• _Page excerpt_:
The Schützenpanzer SPz 11-2 Kurz armoured infantry fighting and reconnaissance vehicle was developed for the West German army and was a minor modification of a French-designed vehicle (Hotchkiss SP1A). During the period between 1959 and 1967, the West German army received some 2,374 of these light armoured vehicles with the SPz 11-2 Kurz being developed as the reconnaissance version.  The SPz 11-2 served in cannon platoons of armored infantry battalions until 1974 and remained in service as a reconnaissance vehicle until 1982. The SPz 11-2 was replaced in the IFV role by the Marder and in the reconnaissance role by the Spähpanzer Luchs.  The SPz 11-2 saw service with the West German army only.

Its designator "Schützenpanzer Halbgruppe" already hinted on its combat rôle as the Infantry Fighting Vehicle ("Schützenpanzer") of a Squad ("Halbgruppe", literally "half a section", or Trupp). It was introduced besides the Schützenpanzer lang HS-30.

Armament
The only armament for the SPz 11-2 was the 20 mm Hispano-Suiza 820 L/85 cannon. The cannon has a 15x15 periscopic sight. 500 rounds of 20 mm ammunition were carried. Three smoke grenade launchers are provided for tactical and emergency concealment.

Element placement data

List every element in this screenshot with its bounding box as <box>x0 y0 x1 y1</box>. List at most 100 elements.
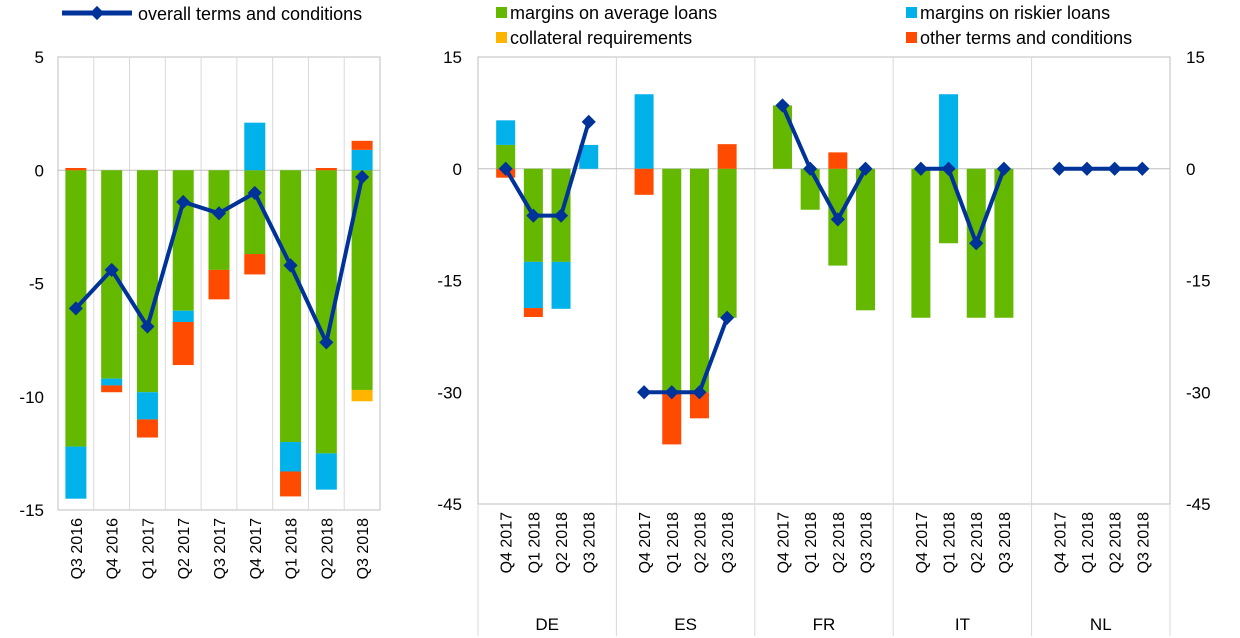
right-x-tick-label: Q4 2017 <box>637 512 654 573</box>
legend-swatch-margins-average <box>496 7 507 18</box>
right-marker-overall <box>664 385 679 400</box>
right-plot-frame <box>477 56 1171 505</box>
right-bar-margins-average <box>911 168 931 318</box>
right-bar-other <box>689 392 709 419</box>
right-marker-overall <box>637 385 652 400</box>
left-y-tick-label: 5 <box>35 48 44 67</box>
right-panel-chart: 15 15 0 0 -15 -15 -30 -30 -45 -45 Q4 2017 Q1 2018 Q2… <box>437 48 1211 636</box>
right-bar-margins-riskier <box>939 94 959 169</box>
left-x-tick-label: Q2 2018 <box>319 518 336 579</box>
right-bar-margins-average <box>689 168 709 393</box>
right-marker-overall <box>858 161 873 176</box>
legend-marker-overall <box>89 5 105 21</box>
right-bar-margins-average <box>717 168 737 318</box>
right-y-tick-label-right: -30 <box>1186 383 1211 402</box>
right-group-label: FR <box>813 615 836 634</box>
right-marker-overall <box>1052 161 1067 176</box>
right-x-tick-label: Q4 2017 <box>914 512 931 573</box>
right-group-label: IT <box>955 615 970 634</box>
left-bar-other <box>280 471 302 497</box>
right-x-tick-label: Q1 2018 <box>526 512 543 573</box>
right-marker-overall <box>553 208 569 223</box>
right-marker-overall <box>913 161 928 176</box>
left-bar-margins-average <box>136 170 158 393</box>
left-bar-other <box>65 167 87 171</box>
left-y-tick-label: -15 <box>19 501 44 520</box>
right-bar-other <box>523 308 543 318</box>
left-marker-overall <box>211 206 227 221</box>
left-marker-overall <box>283 258 298 273</box>
right-y-tick-label-right: 15 <box>1186 48 1205 67</box>
right-group-label: NL <box>1090 615 1112 634</box>
left-marker-overall <box>140 319 155 334</box>
right-bar-margins-riskier <box>496 120 516 145</box>
left-bar-margins-riskier <box>315 453 337 490</box>
left-bar-other <box>315 167 337 171</box>
left-bar-margins-average <box>172 170 194 311</box>
right-bar-other <box>828 152 848 169</box>
left-marker-overall <box>319 335 334 350</box>
right-x-tick-label: Q3 2018 <box>1135 512 1152 573</box>
right-y-tick-label-right: -45 <box>1186 495 1211 514</box>
right-bar-margins-riskier <box>551 261 571 309</box>
legend: overall terms and conditions margins on … <box>62 3 1132 48</box>
left-x-tick-label: Q4 2017 <box>248 518 265 579</box>
left-marker-overall <box>176 194 191 210</box>
legend-swatch-margins-riskier <box>906 7 917 18</box>
left-bar-margins-riskier <box>101 378 123 386</box>
right-bar-margins-riskier <box>579 144 599 169</box>
right-x-tick-label: Q2 2018 <box>554 512 571 573</box>
right-bar-margins-average <box>856 168 876 311</box>
right-x-tick-label: Q1 2018 <box>803 512 820 573</box>
legend-label-overall: overall terms and conditions <box>138 4 362 24</box>
right-x-tick-label: Q4 2017 <box>1052 512 1069 573</box>
legend-item-margins-average: margins on average loans <box>496 3 717 23</box>
legend-swatch-collateral <box>496 32 507 43</box>
right-marker-overall <box>581 114 596 129</box>
right-y-tick-label-left: -45 <box>437 495 462 514</box>
left-x-tick-label: Q3 2016 <box>69 518 86 579</box>
left-x-tick-label: Q3 2017 <box>212 518 229 579</box>
left-y-tick-label: -5 <box>29 275 44 294</box>
legend-item-margins-riskier: margins on riskier loans <box>906 3 1110 23</box>
right-marker-overall <box>996 161 1011 176</box>
right-x-tick-label: Q1 2018 <box>1080 512 1097 573</box>
right-y-tick-label-left: -30 <box>437 383 462 402</box>
left-y-tick-label: 0 <box>35 161 44 180</box>
right-marker-overall <box>775 98 790 113</box>
right-y-tick-label-left: 0 <box>453 160 462 179</box>
right-bar-margins-riskier <box>523 261 543 309</box>
left-y-tick-label: -10 <box>19 388 44 407</box>
right-y-tick-label-right: 0 <box>1186 160 1195 179</box>
right-x-tick-label: Q4 2017 <box>499 512 516 573</box>
right-bar-other <box>634 168 654 195</box>
right-group-label: ES <box>674 615 697 634</box>
legend-swatch-other <box>906 32 917 43</box>
left-bar-other <box>101 385 123 393</box>
right-bar-other <box>662 392 682 445</box>
right-y-tick-label-left: -15 <box>437 272 462 291</box>
right-line-overall <box>780 104 868 222</box>
left-bar-margins-average <box>315 170 337 454</box>
left-bar-margins-riskier <box>172 310 194 323</box>
right-x-tick-label: Q2 2018 <box>692 512 709 573</box>
right-y-tick-label-right: -15 <box>1186 272 1211 291</box>
left-bar-margins-riskier <box>351 149 373 171</box>
legend-label-collateral: collateral requirements <box>510 28 692 48</box>
left-bar-other <box>172 322 194 366</box>
left-bar-other <box>208 269 230 300</box>
left-bar-margins-riskier <box>244 122 266 171</box>
right-x-tick-label: Q2 2018 <box>831 512 848 573</box>
right-x-tick-label: Q1 2018 <box>665 512 682 573</box>
right-marker-overall <box>830 212 845 227</box>
right-x-tick-label: Q3 2018 <box>582 512 599 573</box>
right-bar-other <box>717 144 737 169</box>
right-marker-overall <box>498 161 513 176</box>
left-bar-collateral <box>351 389 373 402</box>
left-x-tick-label: Q2 2017 <box>176 518 193 579</box>
right-marker-overall <box>1135 161 1150 176</box>
right-line-overall <box>920 166 1006 246</box>
left-panel-chart: 5 0 -5 -10 -15 Q3 2016 Q4 2016 Q1 2017 Q2 2017 Q3… <box>19 48 381 579</box>
left-bar-margins-average <box>351 170 373 390</box>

• _Exercises_:
[a] According to the SPz 11-2 excerpt, why does the vehicle carry three smoke grenade launchers? Answer in one to three sentences.
[b] Convert the stretch of the listing from the line containing "right-x-tick-label: Q4 2017 <box>637" through the line containing "left-y-tick-label: 5 <box>35 48 44 67</box>" into a numbered list.
The listing has no connection to the excerpt about the SPz 11-2.

• _Exercise results_:
[a] The SPz 11-2 carries three smoke grenade launchers for tactical and emergency concealment.

[b]
1. right-x-tick-label: Q4 2017 <box>637 512 654 573</box>
2. legend-swatch-margins-average <box>496 7 507 18</box>
3. right-marker-overall <box>664 385 679 400</box>
4. right-plot-frame <box>477 56 1171 505</box>
5. right-bar-margins-average <box>911 168 931 318</box>
6. right-bar-other <box>689 392 709 419</box>
7. right-marker-overall <box>637 385 652 400</box>
8. left-y-tick-label: 5 <box>35 48 44 67</box>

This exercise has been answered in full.